■ Exercise directions
Omit the pictures and return every entry exactly as written.

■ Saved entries
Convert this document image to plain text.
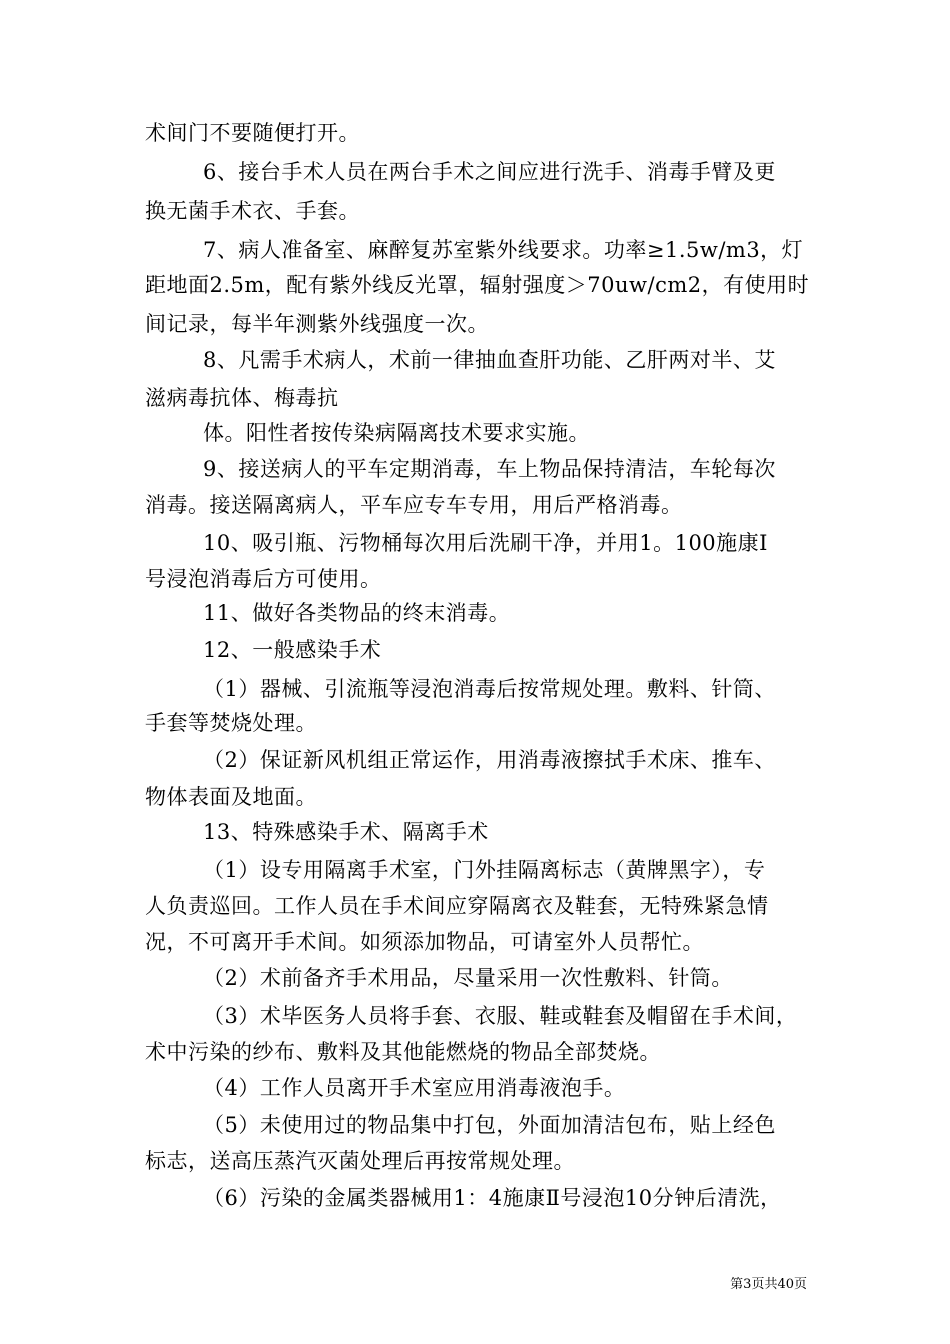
术间门不要随便打开。
6、接台手术人员在两台手术之间应进行洗手、消毒手臂及更
换无菌手术衣、手套。
7、病人准备室、麻醉复苏室紫外线要求。功率≥1.5w/m3，灯
距地面2.5m，配有紫外线反光罩，辐射强度＞70uw/cm2，有使用时
间记录，每半年测紫外线强度一次。
8、凡需手术病人，术前一律抽血查肝功能、乙肝两对半、艾
滋病毒抗体、梅毒抗
体。阳性者按传染病隔离技术要求实施。
9、接送病人的平车定期消毒，车上物品保持清洁，车轮每次
消毒。接送隔离病人，平车应专车专用，用后严格消毒。
10、吸引瓶、污物桶每次用后洗刷干净，并用1。100施康Ⅰ
号浸泡消毒后方可使用。
11、做好各类物品的终末消毒。
12、一般感染手术
（1）器械、引流瓶等浸泡消毒后按常规处理。敷料、针筒、
手套等焚烧处理。
（2）保证新风机组正常运作，用消毒液擦拭手术床、推车、
物体表面及地面。
13、特殊感染手术、隔离手术
（1）设专用隔离手术室，门外挂隔离标志（黄牌黑字），专
人负责巡回。工作人员在手术间应穿隔离衣及鞋套，无特殊紧急情
况，不可离开手术间。如须添加物品，可请室外人员帮忙。
（2）术前备齐手术用品，尽量采用一次性敷料、针筒。
（3）术毕医务人员将手套、衣服、鞋或鞋套及帽留在手术间，
术中污染的纱布、敷料及其他能燃烧的物品全部焚烧。
（4）工作人员离开手术室应用消毒液泡手。
（5）未使用过的物品集中打包，外面加清洁包布，贴上经色
标志，送高压蒸汽灭菌处理后再按常规处理。
（6）污染的金属类器械用1：4施康Ⅱ号浸泡10分钟后清洗，
第3页共40页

■ The result
Convert this document image to plain text.
术间门不要随便打开。
6、接台手术人员在两台手术之间应进行洗手、消毒手臂及更
换无菌手术衣、手套。
7、病人准备室、麻醉复苏室紫外线要求。功率≥1.5w/m3，灯
距地面2.5m，配有紫外线反光罩，辐射强度＞70uw/cm2，有使用时
间记录，每半年测紫外线强度一次。
8、凡需手术病人，术前一律抽血查肝功能、乙肝两对半、艾
滋病毒抗体、梅毒抗
体。阳性者按传染病隔离技术要求实施。
9、接送病人的平车定期消毒，车上物品保持清洁，车轮每次
消毒。接送隔离病人，平车应专车专用，用后严格消毒。
10、吸引瓶、污物桶每次用后洗刷干净，并用1。100施康Ⅰ
号浸泡消毒后方可使用。
11、做好各类物品的终末消毒。
12、一般感染手术
（1）器械、引流瓶等浸泡消毒后按常规处理。敷料、针筒、
手套等焚烧处理。
（2）保证新风机组正常运作，用消毒液擦拭手术床、推车、
物体表面及地面。
13、特殊感染手术、隔离手术
（1）设专用隔离手术室，门外挂隔离标志（黄牌黑字），专
人负责巡回。工作人员在手术间应穿隔离衣及鞋套，无特殊紧急情
况，不可离开手术间。如须添加物品，可请室外人员帮忙。
（2）术前备齐手术用品，尽量采用一次性敷料、针筒。
（3）术毕医务人员将手套、衣服、鞋或鞋套及帽留在手术间，
术中污染的纱布、敷料及其他能燃烧的物品全部焚烧。
（4）工作人员离开手术室应用消毒液泡手。
（5）未使用过的物品集中打包，外面加清洁包布，贴上经色
标志，送高压蒸汽灭菌处理后再按常规处理。
（6）污染的金属类器械用1：4施康Ⅱ号浸泡10分钟后清洗，
第3页共40页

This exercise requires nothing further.